▶ [WHAT YOU NEED TO DO]: Report the number of lines where the string "BustaRhymes" occurs, and write nothing else.

(Raw records)
==================================================
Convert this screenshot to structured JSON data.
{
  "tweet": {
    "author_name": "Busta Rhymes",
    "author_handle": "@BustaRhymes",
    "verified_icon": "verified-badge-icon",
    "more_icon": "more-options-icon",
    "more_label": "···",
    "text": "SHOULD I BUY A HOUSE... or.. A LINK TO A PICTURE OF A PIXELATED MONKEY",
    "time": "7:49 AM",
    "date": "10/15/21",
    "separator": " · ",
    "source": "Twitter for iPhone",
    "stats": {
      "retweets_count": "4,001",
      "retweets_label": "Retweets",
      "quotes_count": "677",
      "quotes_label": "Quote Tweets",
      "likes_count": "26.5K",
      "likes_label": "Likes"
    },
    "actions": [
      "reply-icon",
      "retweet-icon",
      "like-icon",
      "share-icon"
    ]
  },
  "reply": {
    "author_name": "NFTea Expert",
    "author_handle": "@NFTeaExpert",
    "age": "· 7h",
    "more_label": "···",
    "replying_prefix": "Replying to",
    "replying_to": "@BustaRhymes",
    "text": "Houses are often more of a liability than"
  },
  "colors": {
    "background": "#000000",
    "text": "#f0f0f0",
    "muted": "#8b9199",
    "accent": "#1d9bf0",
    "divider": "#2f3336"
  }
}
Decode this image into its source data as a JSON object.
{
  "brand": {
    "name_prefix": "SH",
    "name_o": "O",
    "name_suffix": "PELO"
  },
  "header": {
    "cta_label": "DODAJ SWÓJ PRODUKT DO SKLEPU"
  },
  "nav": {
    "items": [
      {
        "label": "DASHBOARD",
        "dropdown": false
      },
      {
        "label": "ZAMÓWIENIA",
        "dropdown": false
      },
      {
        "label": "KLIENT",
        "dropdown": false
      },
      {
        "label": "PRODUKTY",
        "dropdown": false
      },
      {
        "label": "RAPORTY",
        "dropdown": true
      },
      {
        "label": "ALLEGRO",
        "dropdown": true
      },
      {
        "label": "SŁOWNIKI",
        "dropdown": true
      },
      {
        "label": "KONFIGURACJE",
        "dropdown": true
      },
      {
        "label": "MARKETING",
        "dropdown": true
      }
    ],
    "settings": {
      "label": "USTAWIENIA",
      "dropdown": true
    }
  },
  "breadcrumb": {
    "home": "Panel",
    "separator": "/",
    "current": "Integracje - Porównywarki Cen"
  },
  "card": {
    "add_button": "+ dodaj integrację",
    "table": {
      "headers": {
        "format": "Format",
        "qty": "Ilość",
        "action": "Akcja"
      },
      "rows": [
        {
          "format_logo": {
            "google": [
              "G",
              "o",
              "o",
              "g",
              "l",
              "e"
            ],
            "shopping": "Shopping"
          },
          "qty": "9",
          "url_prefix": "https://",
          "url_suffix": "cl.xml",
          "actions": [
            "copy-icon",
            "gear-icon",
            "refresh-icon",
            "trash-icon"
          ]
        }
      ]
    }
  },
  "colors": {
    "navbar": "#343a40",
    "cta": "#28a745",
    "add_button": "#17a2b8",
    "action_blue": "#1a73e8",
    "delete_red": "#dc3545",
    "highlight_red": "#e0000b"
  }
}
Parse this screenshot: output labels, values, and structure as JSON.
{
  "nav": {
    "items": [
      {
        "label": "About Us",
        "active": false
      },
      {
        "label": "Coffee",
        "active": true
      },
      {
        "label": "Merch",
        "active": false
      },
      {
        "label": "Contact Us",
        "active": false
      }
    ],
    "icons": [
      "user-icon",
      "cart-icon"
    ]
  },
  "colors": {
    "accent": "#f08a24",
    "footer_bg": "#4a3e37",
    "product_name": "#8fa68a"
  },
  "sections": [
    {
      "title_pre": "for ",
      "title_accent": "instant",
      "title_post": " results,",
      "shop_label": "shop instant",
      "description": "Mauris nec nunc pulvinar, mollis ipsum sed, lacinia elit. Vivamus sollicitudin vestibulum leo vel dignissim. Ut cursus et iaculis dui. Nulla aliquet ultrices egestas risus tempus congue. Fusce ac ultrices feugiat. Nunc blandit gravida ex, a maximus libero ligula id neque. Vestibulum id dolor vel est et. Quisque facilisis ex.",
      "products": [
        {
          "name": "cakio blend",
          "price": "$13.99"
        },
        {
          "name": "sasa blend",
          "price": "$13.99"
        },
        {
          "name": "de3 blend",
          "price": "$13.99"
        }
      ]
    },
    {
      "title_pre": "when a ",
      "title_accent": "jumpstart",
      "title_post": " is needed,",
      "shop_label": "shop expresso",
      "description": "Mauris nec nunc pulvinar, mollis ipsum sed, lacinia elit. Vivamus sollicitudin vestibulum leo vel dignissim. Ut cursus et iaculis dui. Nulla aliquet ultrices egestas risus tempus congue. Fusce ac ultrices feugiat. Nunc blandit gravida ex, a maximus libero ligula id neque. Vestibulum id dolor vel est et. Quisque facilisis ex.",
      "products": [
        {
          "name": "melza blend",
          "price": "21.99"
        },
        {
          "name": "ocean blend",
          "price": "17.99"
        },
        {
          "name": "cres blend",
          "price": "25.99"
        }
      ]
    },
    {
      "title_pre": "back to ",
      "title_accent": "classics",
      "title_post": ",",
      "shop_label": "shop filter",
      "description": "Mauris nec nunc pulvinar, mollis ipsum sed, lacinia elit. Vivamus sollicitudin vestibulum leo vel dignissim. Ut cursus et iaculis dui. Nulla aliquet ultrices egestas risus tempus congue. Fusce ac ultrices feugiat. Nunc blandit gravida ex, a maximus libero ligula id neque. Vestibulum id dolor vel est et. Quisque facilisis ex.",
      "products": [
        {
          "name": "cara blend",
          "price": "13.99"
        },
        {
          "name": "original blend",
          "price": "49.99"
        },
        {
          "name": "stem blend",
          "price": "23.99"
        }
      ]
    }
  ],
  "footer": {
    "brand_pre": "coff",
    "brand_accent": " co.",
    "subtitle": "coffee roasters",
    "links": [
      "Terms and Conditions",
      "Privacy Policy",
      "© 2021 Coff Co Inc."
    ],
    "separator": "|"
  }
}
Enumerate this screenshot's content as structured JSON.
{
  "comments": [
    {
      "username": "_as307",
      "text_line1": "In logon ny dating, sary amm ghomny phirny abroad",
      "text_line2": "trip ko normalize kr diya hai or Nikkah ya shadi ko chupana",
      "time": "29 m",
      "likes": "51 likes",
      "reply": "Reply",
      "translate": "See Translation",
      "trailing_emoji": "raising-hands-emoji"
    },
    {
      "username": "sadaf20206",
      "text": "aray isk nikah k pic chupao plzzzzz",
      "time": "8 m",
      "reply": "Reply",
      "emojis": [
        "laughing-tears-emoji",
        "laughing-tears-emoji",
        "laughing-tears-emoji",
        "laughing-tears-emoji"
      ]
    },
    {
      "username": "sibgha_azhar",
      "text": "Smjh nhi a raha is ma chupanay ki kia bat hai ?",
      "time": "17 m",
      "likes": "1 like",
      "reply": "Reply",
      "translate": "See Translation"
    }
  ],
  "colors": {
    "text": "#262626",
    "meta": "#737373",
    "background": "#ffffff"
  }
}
==================================================
▶ [CORRECT RESPONSE]: 2